What is needed: Go through the material and pull out every line with the string "label" in it.

── Records shown ──

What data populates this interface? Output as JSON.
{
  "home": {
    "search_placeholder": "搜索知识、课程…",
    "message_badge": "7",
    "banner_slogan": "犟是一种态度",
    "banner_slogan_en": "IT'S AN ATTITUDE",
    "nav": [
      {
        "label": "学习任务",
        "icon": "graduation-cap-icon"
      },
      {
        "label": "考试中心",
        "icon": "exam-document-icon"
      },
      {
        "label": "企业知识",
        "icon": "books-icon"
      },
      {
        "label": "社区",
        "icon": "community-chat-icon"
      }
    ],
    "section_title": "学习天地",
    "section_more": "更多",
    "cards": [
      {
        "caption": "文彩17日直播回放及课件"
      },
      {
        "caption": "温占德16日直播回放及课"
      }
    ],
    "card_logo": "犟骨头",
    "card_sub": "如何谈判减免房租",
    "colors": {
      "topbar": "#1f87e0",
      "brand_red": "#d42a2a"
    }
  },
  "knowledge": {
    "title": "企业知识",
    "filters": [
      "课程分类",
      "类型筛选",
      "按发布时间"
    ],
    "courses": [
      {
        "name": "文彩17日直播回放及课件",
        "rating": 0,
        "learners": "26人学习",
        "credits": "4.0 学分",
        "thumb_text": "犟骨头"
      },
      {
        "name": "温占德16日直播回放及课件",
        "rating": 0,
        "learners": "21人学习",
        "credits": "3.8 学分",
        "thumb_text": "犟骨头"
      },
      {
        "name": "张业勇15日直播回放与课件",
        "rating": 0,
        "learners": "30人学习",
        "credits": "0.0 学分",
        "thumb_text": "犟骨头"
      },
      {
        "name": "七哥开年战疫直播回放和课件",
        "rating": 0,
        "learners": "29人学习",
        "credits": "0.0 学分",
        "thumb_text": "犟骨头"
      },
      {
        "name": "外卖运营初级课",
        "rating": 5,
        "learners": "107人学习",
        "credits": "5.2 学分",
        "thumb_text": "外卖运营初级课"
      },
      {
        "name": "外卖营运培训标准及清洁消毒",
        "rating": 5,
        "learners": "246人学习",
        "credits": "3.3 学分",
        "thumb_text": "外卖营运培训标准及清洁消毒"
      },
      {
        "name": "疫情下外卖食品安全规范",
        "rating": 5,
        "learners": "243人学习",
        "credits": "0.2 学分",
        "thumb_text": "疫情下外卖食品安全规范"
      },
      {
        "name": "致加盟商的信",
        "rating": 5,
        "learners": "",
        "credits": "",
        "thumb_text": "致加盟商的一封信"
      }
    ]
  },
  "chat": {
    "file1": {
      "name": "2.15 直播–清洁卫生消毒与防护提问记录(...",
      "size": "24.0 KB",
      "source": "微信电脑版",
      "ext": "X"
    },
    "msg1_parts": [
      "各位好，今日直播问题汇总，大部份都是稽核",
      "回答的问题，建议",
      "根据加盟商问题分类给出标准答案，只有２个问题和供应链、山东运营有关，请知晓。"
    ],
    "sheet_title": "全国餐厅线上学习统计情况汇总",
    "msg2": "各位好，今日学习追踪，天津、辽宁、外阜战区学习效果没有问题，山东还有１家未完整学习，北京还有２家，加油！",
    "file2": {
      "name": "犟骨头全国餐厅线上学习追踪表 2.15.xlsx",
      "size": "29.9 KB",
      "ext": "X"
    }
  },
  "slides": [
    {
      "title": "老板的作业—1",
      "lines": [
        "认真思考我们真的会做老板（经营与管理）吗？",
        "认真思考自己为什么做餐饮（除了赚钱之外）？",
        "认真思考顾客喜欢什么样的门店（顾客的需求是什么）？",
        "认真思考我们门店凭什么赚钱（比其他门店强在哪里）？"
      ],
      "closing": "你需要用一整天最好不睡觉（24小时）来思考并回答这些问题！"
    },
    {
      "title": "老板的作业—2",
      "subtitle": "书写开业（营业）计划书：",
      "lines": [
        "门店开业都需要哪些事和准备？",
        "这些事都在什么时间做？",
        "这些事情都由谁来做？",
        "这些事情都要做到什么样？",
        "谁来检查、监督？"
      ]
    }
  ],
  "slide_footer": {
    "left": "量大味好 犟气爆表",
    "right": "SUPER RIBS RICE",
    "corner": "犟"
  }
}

───

Worked answer:
        "label": "学习任务",
        "label": "考试中心",
        "label": "企业知识",
        "label": "社区",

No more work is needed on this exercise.